What this task involves
Among the records below, find the lines that hold the word "ciliates" and report how many there are, with no other words.
----------------------------------------
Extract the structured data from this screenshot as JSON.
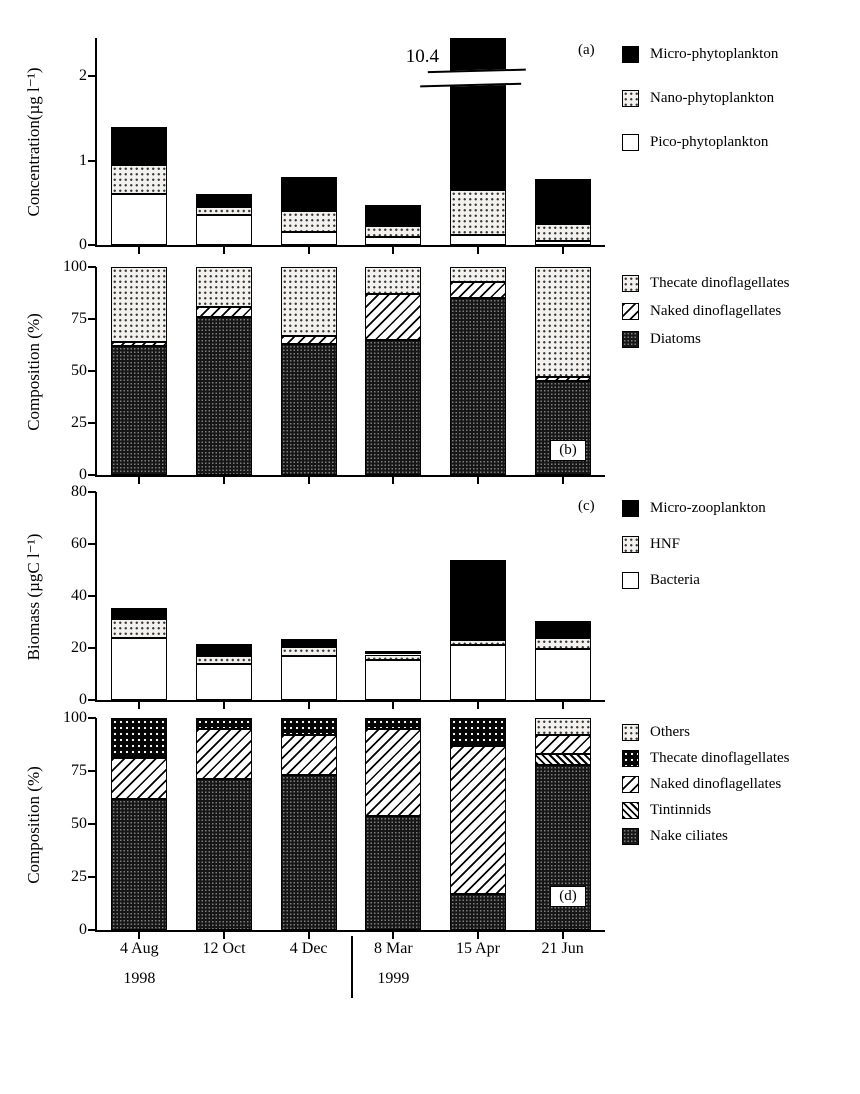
{
  "figure": {
    "background": "#ffffff",
    "panel_labels": {
      "a": "(a)",
      "b": "(b)",
      "c": "(c)",
      "d": "(d)"
    }
  },
  "x_axis": {
    "categories": [
      "4 Aug",
      "12 Oct",
      "4 Dec",
      "8 Mar",
      "15 Apr",
      "21 Jun"
    ],
    "year_groups": [
      {
        "label": "1998",
        "anchor_category_index": 0
      },
      {
        "label": "1999",
        "anchor_category_index": 3
      }
    ]
  },
  "chart_data": [
    {
      "type": "bar",
      "stacked": true,
      "panel": "a",
      "ylabel": "Concentration(µg l⁻¹)",
      "ylim": [
        0,
        2.45
      ],
      "yticks": [
        0,
        1,
        2
      ],
      "grid": false,
      "legend_position": "right",
      "categories": [
        "4 Aug",
        "12 Oct",
        "4 Dec",
        "8 Mar",
        "15 Apr",
        "21 Jun"
      ],
      "series": [
        {
          "name": "Pico-phytoplankton",
          "pattern": "white",
          "values": [
            0.6,
            0.35,
            0.15,
            0.1,
            0.12,
            0.05
          ]
        },
        {
          "name": "Nano-phytoplankton",
          "pattern": "stipple",
          "values": [
            0.35,
            0.1,
            0.25,
            0.12,
            0.53,
            0.2
          ]
        },
        {
          "name": "Micro-phytoplankton",
          "pattern": "black",
          "values": [
            0.45,
            0.15,
            0.4,
            0.25,
            9.75,
            0.53
          ]
        }
      ],
      "annotations": [
        {
          "type": "axis-break",
          "text": "10.4",
          "category": "15 Apr",
          "note": "15 Apr total concentration is 10.4, exceeds axis; bar drawn broken near 2"
        }
      ],
      "legend": [
        {
          "label": "Micro-phytoplankton",
          "pattern": "black"
        },
        {
          "label": "Nano-phytoplankton",
          "pattern": "stipple"
        },
        {
          "label": "Pico-phytoplankton",
          "pattern": "white"
        }
      ]
    },
    {
      "type": "bar",
      "stacked": true,
      "panel": "b",
      "ylabel": "Composition (%)",
      "ylim": [
        0,
        100
      ],
      "yticks": [
        0,
        25,
        50,
        75,
        100
      ],
      "grid": false,
      "legend_position": "right",
      "categories": [
        "4 Aug",
        "12 Oct",
        "4 Dec",
        "8 Mar",
        "15 Apr",
        "21 Jun"
      ],
      "series": [
        {
          "name": "Diatoms",
          "pattern": "dense",
          "values": [
            62,
            76,
            63,
            65,
            85,
            45
          ]
        },
        {
          "name": "Naked dinoflagellates",
          "pattern": "hatch",
          "values": [
            2,
            5,
            4,
            22,
            8,
            2
          ]
        },
        {
          "name": "Thecate dinoflagellates",
          "pattern": "stipple",
          "values": [
            36,
            19,
            33,
            13,
            7,
            53
          ]
        }
      ],
      "legend": [
        {
          "label": "Thecate dinoflagellates",
          "pattern": "stipple"
        },
        {
          "label": "Naked dinoflagellates",
          "pattern": "hatch"
        },
        {
          "label": "Diatoms",
          "pattern": "dense"
        }
      ]
    },
    {
      "type": "bar",
      "stacked": true,
      "panel": "c",
      "ylabel": "Biomass (µgC l⁻¹)",
      "ylim": [
        0,
        80
      ],
      "yticks": [
        0,
        20,
        40,
        60,
        80
      ],
      "grid": false,
      "legend_position": "right",
      "categories": [
        "4 Aug",
        "12 Oct",
        "4 Dec",
        "8 Mar",
        "15 Apr",
        "21 Jun"
      ],
      "series": [
        {
          "name": "Bacteria",
          "pattern": "white",
          "values": [
            24,
            14,
            17,
            15.5,
            21,
            19.5
          ]
        },
        {
          "name": "HNF",
          "pattern": "stipple",
          "values": [
            7,
            3,
            3.5,
            2,
            2,
            4.5
          ]
        },
        {
          "name": "Micro-zooplankton",
          "pattern": "black",
          "values": [
            4.5,
            4.5,
            3,
            1.5,
            31,
            6.5
          ]
        }
      ],
      "legend": [
        {
          "label": "Micro-zooplankton",
          "pattern": "black"
        },
        {
          "label": "HNF",
          "pattern": "stipple"
        },
        {
          "label": "Bacteria",
          "pattern": "white"
        }
      ]
    },
    {
      "type": "bar",
      "stacked": true,
      "panel": "d",
      "ylabel": "Composition (%)",
      "ylim": [
        0,
        100
      ],
      "yticks": [
        0,
        25,
        50,
        75,
        100
      ],
      "grid": false,
      "legend_position": "right",
      "categories": [
        "4 Aug",
        "12 Oct",
        "4 Dec",
        "8 Mar",
        "15 Apr",
        "21 Jun"
      ],
      "series": [
        {
          "name": "Nake ciliates",
          "pattern": "dense",
          "values": [
            62,
            71,
            73,
            54,
            17,
            78
          ]
        },
        {
          "name": "Tintinnids",
          "pattern": "hatch-dense",
          "values": [
            0,
            0,
            0,
            0,
            0,
            5
          ]
        },
        {
          "name": "Naked dinoflagellates",
          "pattern": "hatch",
          "values": [
            19,
            24,
            19,
            41,
            70,
            9
          ]
        },
        {
          "name": "Thecate dinoflagellates",
          "pattern": "darkdot",
          "values": [
            19,
            5,
            8,
            5,
            13,
            0
          ]
        },
        {
          "name": "Others",
          "pattern": "stipple",
          "values": [
            0,
            0,
            0,
            0,
            0,
            8
          ]
        }
      ],
      "legend": [
        {
          "label": "Others",
          "pattern": "stipple"
        },
        {
          "label": "Thecate dinoflagellates",
          "pattern": "darkdot"
        },
        {
          "label": "Naked dinoflagellates",
          "pattern": "hatch"
        },
        {
          "label": "Tintinnids",
          "pattern": "hatch-dense"
        },
        {
          "label": "Nake ciliates",
          "pattern": "dense"
        }
      ]
    }
  ]
}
----------------------------------------
Solution for this task
2